Exercise set |
**1.** According to the gamma table passage, how can gamma tables for the respective areas be obtained when the storage 150 holds only a basic gamma table? Answer in one to three sentences.
**2.** In the gamma table passage's example image type, what percentage of the pixels falls between grayscales 101 and 200?
**3.** Continue the gamma table passage from its final sentence.

Article |
***

In addition, the storage 150 may store various gamma tables. In this case, the processor 140 may acquire a gamma table corresponding to the grayscale distribution of each of the areas from among the gamma tables stored in the storage 150, and may use the gamma table in adjusting the brightness of each of the areas. However, according to circumstances, the storage 150 may store only a basic gamma table, and may adjust the form of the basic gamma table in real time according to a lookup table (LUT) or a calculation equation, and acquire various gamma tables corresponding to the respective areas.

In addition, the storage 150 may sample a plurality of images, and store gamma tables corresponding to the respective sample images of various types. In this case, the processor 140 may understand the grayscale distribution type of an inputted image, and then directly apply a gamma table pre-defined for the corresponding type. For example, the processor 140 may calculate a gamma table corresponding to an image type in which 50% of the pixels are distributed between

grayscales

0 and 100, 30% of the pixels are distributed between grayscales 101 and 200, and 20% of the pixels are distributed between grayscales 201 and 255 in advance according to an exemplary embodiment, and then understand the type of an inputted image, and directly apply a corresponding gamma table.

***

Stored records |
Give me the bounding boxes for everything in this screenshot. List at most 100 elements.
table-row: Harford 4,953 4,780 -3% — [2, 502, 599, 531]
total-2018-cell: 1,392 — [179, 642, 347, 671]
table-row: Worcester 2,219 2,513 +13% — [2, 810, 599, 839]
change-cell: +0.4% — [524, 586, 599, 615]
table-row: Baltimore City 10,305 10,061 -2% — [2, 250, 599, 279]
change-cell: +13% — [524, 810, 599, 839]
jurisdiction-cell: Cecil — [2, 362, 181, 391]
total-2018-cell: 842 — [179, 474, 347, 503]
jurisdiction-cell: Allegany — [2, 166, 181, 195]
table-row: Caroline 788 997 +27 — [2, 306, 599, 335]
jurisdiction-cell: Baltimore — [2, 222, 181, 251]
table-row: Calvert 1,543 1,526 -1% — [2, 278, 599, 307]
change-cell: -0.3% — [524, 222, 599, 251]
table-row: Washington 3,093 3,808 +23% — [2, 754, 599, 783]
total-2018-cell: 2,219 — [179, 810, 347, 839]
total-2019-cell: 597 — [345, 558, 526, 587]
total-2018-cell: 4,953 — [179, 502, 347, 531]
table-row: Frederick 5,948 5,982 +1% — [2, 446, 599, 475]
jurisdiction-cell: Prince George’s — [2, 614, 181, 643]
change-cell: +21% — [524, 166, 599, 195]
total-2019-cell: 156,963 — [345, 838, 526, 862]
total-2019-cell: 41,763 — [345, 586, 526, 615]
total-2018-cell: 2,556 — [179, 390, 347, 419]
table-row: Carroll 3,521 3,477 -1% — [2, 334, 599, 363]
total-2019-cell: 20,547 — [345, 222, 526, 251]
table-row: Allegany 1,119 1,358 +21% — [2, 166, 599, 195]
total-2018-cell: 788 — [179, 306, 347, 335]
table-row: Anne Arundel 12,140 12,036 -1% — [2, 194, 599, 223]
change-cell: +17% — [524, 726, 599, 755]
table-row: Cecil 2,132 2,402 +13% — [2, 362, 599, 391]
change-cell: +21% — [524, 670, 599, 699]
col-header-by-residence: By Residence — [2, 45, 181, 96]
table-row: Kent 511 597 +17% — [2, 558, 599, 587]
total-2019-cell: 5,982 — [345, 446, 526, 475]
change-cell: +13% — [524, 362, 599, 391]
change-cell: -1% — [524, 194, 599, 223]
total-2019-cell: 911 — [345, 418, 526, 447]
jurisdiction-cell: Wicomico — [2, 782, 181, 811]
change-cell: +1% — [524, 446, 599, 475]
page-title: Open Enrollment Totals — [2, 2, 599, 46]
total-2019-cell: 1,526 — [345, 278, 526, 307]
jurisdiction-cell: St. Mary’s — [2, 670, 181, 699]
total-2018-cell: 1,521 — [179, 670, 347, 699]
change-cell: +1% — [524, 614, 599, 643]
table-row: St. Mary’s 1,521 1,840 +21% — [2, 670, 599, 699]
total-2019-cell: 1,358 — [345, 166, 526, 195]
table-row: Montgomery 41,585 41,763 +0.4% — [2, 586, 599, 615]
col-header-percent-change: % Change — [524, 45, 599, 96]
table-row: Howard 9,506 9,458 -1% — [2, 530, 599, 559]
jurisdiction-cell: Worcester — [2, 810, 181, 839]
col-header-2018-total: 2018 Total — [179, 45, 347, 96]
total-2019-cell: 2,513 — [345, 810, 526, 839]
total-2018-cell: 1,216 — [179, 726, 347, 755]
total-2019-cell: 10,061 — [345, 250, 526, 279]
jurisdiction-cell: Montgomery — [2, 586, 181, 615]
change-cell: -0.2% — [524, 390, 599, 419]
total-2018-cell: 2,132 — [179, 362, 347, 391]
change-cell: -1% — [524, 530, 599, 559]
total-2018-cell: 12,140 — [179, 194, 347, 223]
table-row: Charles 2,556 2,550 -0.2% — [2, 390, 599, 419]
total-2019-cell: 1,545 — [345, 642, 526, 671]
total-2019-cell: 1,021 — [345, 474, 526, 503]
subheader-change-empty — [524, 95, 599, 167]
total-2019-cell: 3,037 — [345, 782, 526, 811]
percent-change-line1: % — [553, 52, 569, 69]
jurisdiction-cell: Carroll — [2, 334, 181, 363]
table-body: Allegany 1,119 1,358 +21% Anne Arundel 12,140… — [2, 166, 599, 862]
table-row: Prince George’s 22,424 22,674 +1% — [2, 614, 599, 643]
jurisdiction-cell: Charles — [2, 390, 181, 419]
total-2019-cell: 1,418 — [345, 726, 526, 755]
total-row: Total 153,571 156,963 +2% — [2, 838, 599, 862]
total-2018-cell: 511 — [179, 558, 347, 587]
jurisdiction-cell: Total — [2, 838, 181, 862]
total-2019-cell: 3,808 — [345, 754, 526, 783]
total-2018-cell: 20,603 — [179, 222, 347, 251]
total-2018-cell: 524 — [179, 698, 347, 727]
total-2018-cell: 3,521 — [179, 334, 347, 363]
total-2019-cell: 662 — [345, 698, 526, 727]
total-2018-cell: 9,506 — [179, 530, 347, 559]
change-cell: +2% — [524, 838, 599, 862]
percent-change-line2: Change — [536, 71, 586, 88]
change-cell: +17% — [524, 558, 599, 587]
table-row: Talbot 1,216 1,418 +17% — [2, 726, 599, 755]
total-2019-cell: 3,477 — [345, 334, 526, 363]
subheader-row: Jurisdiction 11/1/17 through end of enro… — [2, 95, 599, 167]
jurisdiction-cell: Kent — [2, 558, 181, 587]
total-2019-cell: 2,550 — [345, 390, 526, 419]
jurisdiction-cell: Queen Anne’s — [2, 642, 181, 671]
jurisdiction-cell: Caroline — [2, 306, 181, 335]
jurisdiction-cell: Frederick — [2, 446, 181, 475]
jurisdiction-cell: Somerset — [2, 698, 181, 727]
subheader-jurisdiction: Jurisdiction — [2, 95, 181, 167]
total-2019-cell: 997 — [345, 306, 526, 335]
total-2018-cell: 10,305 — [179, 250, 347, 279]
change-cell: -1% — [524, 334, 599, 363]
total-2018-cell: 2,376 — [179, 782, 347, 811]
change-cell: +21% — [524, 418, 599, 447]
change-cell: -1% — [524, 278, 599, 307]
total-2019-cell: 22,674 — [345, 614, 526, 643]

***

Per-task answers |
**1.** The form of the basic gamma table is adjusted in real time according to a lookup table (LUT) or a calculation equation. This yields various gamma tables corresponding to the respective areas.

**2.** 30% of the pixels.

**3.**
The sensor 160 may detect a surrounding environment. The sensor 160 may detect at least one of various characteristics such as illuminance, intensity, color, entering direction, entering area, and distribution of light. According to an exemplary embodiment, the sensor 160 may be an illuminance sensor, a temperature sensor, a light sensing layer, or a camera.

The video processor 170 may process video data. The video processor 170 may perform various image processing operations such as decoding, scaling, noise filtering, frame rate conversion, and resolution conversion with respect to the video data.

The audio processor 180 may process audio data. The audio processor 180 may perform various processing operations such as decoding, amplification, and noise filtering with respect to the audio data.

FIGs. 6A and 6B are views showing forms of gamma tables according to various exemplary embodiments.

FIG. 6A is a view showing various forms of gamma tables according to an exemplary embodiment.

The gamma table refers to a table indicating a relationship between a grayscale and display brightness of an image when the display apparatus 100 emits light at a maximum brightness level.

As shown in FIG. 6A, various gamma tables (table A to table C) having different maximum display brightness may be pre-stored in the storage 150, or may be generated in real time based on a basic gamma table (for example, table A).

FIG. 6B is a view showing various forms of gamma tables according to another exemplary embodiment.

As shown in FIG. 6, various different gamma tables (table A’ to table C’) pre-defined according to an environmental condition may be pre-stored in the storage 150. Table A' may be applied to an image that is captured indoor or in an indoor setting, and Table B' may be applied to an image that is captured outdoor or in an outdoor setting. Table C' may be applied to an image captured in a darker environment than the indoor environment in which Table B' is applied.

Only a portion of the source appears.